PROVIDED RECORDS:
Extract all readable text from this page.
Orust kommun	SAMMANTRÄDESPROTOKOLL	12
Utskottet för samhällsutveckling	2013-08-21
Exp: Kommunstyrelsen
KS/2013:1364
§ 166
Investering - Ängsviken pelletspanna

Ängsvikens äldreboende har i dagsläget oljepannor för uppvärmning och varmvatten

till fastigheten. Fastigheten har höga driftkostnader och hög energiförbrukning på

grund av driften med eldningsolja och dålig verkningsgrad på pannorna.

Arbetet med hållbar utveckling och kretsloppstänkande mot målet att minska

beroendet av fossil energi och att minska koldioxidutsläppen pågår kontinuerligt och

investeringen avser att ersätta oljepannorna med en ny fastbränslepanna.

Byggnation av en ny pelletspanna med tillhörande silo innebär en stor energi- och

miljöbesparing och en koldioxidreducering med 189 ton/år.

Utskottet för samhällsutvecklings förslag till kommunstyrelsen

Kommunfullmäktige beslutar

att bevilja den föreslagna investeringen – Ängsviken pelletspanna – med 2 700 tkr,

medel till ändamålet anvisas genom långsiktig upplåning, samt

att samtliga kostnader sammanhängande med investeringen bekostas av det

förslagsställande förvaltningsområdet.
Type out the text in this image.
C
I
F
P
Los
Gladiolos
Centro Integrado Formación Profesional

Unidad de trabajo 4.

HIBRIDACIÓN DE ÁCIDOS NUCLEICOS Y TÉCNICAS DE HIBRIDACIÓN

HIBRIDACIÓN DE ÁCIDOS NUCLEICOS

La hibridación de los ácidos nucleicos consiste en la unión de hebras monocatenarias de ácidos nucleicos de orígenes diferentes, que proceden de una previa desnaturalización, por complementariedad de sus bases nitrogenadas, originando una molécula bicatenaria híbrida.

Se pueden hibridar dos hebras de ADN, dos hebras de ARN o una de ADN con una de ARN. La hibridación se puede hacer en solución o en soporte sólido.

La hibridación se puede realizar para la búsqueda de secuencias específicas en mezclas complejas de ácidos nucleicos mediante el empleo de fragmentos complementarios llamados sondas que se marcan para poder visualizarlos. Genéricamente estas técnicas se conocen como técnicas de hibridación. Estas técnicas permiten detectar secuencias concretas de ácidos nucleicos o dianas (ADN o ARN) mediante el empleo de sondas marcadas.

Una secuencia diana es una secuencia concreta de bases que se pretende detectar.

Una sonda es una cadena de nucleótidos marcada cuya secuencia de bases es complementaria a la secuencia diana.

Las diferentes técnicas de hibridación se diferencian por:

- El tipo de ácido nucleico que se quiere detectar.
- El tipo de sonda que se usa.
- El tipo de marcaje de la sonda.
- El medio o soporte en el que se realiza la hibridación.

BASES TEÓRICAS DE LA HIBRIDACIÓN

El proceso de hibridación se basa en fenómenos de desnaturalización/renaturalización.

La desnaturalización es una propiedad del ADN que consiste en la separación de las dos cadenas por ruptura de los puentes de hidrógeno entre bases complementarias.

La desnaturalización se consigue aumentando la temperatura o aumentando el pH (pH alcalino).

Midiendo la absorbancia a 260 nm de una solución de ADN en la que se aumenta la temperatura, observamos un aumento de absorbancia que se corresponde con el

TASK DETAILS: Report each line of the material above where the word "pelletspanna" appears.

EXPECTED OUTPUT:
Investering - Ängsviken pelletspanna
Byggnation av en ny pelletspanna med tillhörande silo innebär en stor energi- och
att bevilja den föreslagna investeringen – Ängsviken pelletspanna – med 2 700 tkr,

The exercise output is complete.